**EXERCISE PROMPT:** Leave the pictures out. Return all other data exactly.

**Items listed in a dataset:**
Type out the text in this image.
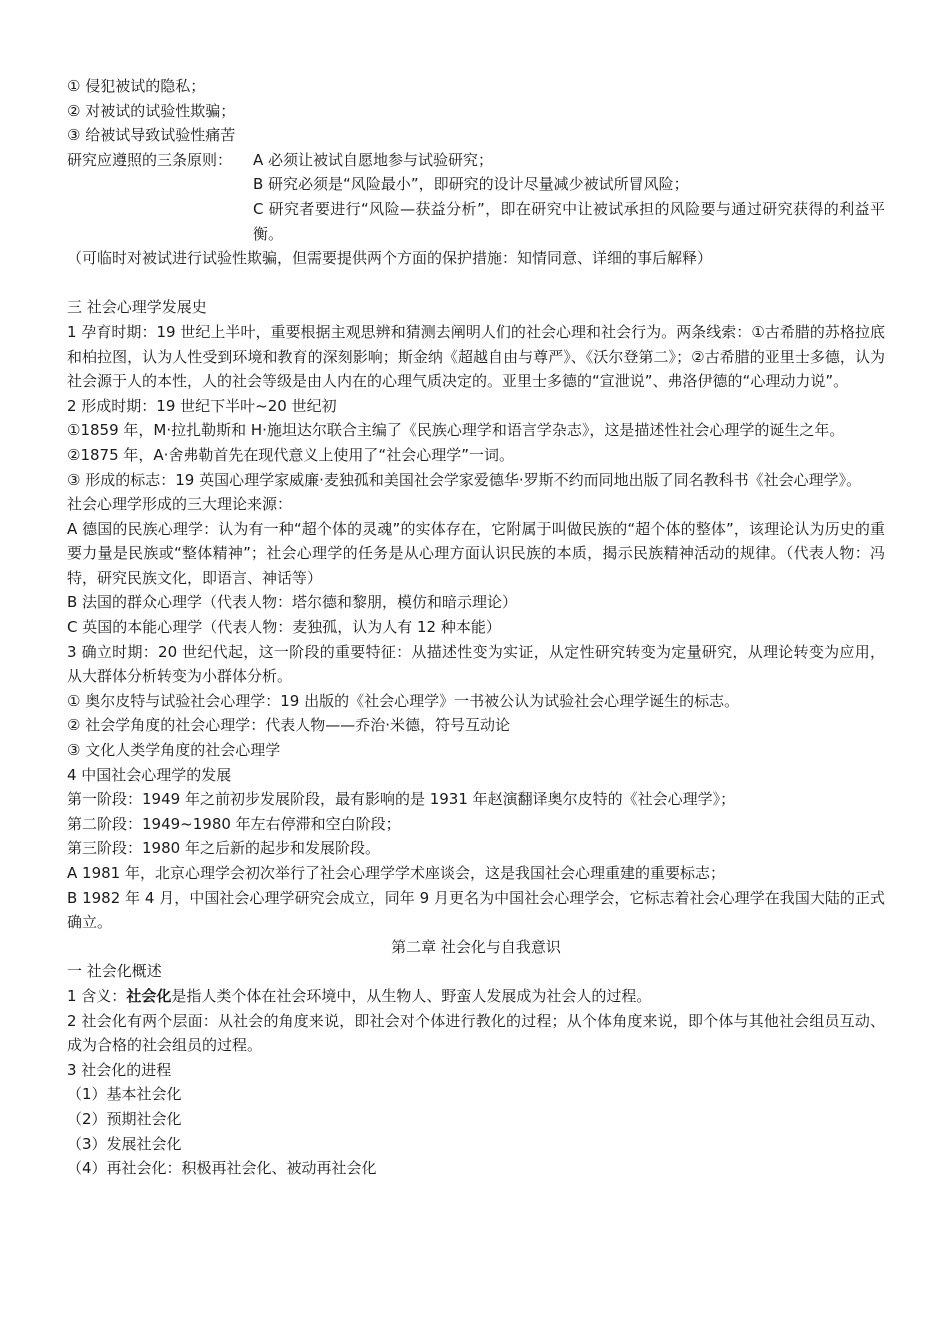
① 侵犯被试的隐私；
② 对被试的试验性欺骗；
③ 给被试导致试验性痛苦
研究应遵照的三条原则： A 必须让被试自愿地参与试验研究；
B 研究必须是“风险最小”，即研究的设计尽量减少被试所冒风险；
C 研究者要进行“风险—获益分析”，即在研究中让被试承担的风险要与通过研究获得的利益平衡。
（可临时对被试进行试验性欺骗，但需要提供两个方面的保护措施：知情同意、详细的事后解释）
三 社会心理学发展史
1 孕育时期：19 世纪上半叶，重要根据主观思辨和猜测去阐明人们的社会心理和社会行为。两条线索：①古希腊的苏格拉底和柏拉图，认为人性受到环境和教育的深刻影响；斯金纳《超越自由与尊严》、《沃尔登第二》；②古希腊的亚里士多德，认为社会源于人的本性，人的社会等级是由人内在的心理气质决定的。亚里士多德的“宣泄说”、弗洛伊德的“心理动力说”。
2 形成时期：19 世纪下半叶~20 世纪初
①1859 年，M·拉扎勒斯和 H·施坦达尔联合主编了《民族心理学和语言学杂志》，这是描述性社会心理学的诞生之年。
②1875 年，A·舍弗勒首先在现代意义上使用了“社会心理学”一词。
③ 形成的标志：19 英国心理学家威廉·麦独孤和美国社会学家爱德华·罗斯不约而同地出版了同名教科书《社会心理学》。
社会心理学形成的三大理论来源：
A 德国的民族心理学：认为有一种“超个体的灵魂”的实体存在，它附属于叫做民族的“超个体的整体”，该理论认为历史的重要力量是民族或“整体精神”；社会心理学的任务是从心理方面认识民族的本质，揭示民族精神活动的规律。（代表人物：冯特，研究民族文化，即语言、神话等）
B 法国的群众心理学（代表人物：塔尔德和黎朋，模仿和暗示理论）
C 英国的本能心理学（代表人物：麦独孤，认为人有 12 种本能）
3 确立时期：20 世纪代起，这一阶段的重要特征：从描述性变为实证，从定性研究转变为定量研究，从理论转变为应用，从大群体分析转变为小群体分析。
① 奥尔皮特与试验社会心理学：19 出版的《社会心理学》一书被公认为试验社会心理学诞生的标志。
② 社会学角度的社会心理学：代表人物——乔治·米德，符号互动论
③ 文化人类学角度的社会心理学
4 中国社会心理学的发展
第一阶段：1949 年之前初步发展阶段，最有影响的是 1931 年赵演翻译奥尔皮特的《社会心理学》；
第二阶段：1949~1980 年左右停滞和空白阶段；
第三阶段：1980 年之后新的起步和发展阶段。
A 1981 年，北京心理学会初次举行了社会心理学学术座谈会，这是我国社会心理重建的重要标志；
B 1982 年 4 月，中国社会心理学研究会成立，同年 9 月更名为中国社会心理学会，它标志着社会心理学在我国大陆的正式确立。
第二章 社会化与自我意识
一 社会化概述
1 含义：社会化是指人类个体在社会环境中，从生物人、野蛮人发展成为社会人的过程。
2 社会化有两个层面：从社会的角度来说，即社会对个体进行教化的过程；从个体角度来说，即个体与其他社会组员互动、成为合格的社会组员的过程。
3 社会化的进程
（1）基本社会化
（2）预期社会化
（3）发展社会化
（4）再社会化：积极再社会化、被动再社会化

**SOLUTION FOR THIS PROBLEM:**
Type out the text in this image.
① 侵犯被试的隐私；
② 对被试的试验性欺骗；
③ 给被试导致试验性痛苦
研究应遵照的三条原则： A 必须让被试自愿地参与试验研究；
B 研究必须是“风险最小”，即研究的设计尽量减少被试所冒风险；
C 研究者要进行“风险—获益分析”，即在研究中让被试承担的风险要与通过研究获得的利益平衡。
（可临时对被试进行试验性欺骗，但需要提供两个方面的保护措施：知情同意、详细的事后解释）
三 社会心理学发展史
1 孕育时期：19 世纪上半叶，重要根据主观思辨和猜测去阐明人们的社会心理和社会行为。两条线索：①古希腊的苏格拉底和柏拉图，认为人性受到环境和教育的深刻影响；斯金纳《超越自由与尊严》、《沃尔登第二》；②古希腊的亚里士多德，认为社会源于人的本性，人的社会等级是由人内在的心理气质决定的。亚里士多德的“宣泄说”、弗洛伊德的“心理动力说”。
2 形成时期：19 世纪下半叶~20 世纪初
①1859 年，M·拉扎勒斯和 H·施坦达尔联合主编了《民族心理学和语言学杂志》，这是描述性社会心理学的诞生之年。
②1875 年，A·舍弗勒首先在现代意义上使用了“社会心理学”一词。
③ 形成的标志：19 英国心理学家威廉·麦独孤和美国社会学家爱德华·罗斯不约而同地出版了同名教科书《社会心理学》。
社会心理学形成的三大理论来源：
A 德国的民族心理学：认为有一种“超个体的灵魂”的实体存在，它附属于叫做民族的“超个体的整体”，该理论认为历史的重要力量是民族或“整体精神”；社会心理学的任务是从心理方面认识民族的本质，揭示民族精神活动的规律。（代表人物：冯特，研究民族文化，即语言、神话等）
B 法国的群众心理学（代表人物：塔尔德和黎朋，模仿和暗示理论）
C 英国的本能心理学（代表人物：麦独孤，认为人有 12 种本能）
3 确立时期：20 世纪代起，这一阶段的重要特征：从描述性变为实证，从定性研究转变为定量研究，从理论转变为应用，从大群体分析转变为小群体分析。
① 奥尔皮特与试验社会心理学：19 出版的《社会心理学》一书被公认为试验社会心理学诞生的标志。
② 社会学角度的社会心理学：代表人物——乔治·米德，符号互动论
③ 文化人类学角度的社会心理学
4 中国社会心理学的发展
第一阶段：1949 年之前初步发展阶段，最有影响的是 1931 年赵演翻译奥尔皮特的《社会心理学》；
第二阶段：1949~1980 年左右停滞和空白阶段；
第三阶段：1980 年之后新的起步和发展阶段。
A 1981 年，北京心理学会初次举行了社会心理学学术座谈会，这是我国社会心理重建的重要标志；
B 1982 年 4 月，中国社会心理学研究会成立，同年 9 月更名为中国社会心理学会，它标志着社会心理学在我国大陆的正式确立。
第二章 社会化与自我意识
一 社会化概述
1 含义：社会化是指人类个体在社会环境中，从生物人、野蛮人发展成为社会人的过程。
2 社会化有两个层面：从社会的角度来说，即社会对个体进行教化的过程；从个体角度来说，即个体与其他社会组员互动、成为合格的社会组员的过程。
3 社会化的进程
（1）基本社会化
（2）预期社会化
（3）发展社会化
（4）再社会化：积极再社会化、被动再社会化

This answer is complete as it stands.